== WHAT IS REQUIRED ==
Lines that hold the word "this" should be located and copied.

== DATA SHOWN ==
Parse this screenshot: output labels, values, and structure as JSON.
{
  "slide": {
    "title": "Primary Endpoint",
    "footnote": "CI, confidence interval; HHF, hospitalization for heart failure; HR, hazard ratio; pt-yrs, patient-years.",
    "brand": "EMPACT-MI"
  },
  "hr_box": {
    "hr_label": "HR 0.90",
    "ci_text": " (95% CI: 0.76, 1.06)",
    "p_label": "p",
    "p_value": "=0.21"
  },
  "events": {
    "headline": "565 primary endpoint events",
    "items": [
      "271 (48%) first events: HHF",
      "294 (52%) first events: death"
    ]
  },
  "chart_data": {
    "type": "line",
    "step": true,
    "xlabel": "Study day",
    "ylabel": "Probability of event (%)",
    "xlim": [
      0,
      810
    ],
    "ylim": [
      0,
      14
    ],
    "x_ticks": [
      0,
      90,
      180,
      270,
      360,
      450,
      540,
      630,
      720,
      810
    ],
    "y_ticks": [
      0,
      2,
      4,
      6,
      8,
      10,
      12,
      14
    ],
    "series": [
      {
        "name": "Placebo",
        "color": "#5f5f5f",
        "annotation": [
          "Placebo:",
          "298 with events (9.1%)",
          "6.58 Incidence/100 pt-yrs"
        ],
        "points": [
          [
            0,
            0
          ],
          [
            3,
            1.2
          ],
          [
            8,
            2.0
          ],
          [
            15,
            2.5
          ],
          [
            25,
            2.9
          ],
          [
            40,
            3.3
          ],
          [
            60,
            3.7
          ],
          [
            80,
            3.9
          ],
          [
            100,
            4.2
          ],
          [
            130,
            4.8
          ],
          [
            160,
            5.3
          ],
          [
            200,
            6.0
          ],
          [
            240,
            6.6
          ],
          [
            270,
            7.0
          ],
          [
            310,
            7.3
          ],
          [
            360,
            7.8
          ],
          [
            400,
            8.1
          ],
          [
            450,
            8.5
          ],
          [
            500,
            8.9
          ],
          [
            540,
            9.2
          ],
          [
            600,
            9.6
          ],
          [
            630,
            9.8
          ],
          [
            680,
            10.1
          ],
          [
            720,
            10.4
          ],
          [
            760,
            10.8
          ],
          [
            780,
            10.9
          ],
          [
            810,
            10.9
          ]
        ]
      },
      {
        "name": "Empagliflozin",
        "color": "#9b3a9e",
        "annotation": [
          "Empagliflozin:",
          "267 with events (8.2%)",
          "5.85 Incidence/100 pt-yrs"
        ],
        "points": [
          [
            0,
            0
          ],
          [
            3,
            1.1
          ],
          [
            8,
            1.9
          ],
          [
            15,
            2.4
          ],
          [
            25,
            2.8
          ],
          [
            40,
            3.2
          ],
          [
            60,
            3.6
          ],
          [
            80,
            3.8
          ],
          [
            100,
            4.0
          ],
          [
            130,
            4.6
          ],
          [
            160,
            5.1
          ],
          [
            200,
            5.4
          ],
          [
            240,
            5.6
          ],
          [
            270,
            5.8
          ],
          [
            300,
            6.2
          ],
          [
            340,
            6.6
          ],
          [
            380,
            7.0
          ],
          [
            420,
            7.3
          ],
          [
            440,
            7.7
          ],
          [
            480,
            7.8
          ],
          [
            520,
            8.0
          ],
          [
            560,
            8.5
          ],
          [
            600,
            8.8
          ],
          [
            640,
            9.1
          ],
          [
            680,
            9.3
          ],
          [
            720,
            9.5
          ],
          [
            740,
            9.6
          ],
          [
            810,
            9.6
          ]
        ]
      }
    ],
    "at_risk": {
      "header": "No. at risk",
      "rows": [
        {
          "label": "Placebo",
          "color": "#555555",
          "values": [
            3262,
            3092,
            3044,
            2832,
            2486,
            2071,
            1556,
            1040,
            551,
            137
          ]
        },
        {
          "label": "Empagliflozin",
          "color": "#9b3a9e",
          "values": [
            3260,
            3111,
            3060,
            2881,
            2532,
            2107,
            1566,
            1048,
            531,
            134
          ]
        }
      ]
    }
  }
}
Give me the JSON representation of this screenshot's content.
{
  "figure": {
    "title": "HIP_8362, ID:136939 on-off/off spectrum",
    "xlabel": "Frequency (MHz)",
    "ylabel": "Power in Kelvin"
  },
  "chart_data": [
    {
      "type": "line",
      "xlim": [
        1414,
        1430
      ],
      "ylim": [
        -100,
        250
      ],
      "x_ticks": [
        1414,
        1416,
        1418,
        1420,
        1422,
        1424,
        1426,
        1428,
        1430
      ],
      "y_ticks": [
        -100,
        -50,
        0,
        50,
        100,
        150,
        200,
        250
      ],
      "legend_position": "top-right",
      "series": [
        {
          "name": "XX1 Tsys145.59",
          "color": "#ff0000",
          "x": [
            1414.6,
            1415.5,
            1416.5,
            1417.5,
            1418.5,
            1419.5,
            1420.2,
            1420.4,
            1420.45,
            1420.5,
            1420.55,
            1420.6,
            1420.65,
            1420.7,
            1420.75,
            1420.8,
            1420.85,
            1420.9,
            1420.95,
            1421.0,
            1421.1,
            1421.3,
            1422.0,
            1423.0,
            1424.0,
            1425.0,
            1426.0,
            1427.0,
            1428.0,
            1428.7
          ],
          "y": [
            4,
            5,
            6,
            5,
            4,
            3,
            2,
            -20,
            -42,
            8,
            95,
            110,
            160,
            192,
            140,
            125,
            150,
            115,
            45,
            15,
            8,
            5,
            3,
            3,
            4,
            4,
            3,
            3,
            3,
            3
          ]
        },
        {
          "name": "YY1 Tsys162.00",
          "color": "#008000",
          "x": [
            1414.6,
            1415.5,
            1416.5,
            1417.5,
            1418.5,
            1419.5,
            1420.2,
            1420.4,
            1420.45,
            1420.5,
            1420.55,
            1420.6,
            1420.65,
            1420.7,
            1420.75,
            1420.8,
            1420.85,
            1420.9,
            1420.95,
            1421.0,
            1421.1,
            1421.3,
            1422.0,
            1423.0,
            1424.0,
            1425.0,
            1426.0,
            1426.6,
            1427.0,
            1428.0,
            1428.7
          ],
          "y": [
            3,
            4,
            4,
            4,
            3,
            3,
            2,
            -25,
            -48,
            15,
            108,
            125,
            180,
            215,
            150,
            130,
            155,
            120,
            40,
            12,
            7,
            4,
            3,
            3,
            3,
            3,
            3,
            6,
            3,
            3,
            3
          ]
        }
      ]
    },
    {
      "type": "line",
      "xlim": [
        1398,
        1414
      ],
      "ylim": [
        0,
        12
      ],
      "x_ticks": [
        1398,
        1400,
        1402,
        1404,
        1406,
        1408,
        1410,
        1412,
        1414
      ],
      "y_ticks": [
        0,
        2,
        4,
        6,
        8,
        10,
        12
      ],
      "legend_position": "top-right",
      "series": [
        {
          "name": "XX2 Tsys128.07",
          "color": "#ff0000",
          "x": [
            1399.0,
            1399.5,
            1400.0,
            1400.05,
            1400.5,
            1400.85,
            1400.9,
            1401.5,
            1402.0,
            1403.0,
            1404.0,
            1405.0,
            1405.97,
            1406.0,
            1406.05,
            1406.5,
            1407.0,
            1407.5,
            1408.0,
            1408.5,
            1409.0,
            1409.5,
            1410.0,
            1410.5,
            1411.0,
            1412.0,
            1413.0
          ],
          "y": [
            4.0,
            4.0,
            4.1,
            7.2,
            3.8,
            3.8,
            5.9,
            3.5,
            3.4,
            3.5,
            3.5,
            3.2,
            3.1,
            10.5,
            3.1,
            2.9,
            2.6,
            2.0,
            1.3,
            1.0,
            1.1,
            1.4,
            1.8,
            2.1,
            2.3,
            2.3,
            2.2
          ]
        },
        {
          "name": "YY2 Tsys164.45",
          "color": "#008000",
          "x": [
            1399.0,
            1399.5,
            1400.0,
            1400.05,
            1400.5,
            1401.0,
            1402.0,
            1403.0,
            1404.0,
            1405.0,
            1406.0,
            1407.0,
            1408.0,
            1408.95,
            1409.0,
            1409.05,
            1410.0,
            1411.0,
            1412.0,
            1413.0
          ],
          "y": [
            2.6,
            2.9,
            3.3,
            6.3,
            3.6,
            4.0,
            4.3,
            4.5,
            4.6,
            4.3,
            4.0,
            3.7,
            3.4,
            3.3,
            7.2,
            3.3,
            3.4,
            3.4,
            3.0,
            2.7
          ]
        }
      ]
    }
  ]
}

== OUTPUT OF THE EXERCISE ==
Parse this screenshot: output labels, values, and structure as JSON.
Give me the JSON representation of this screenshot's content.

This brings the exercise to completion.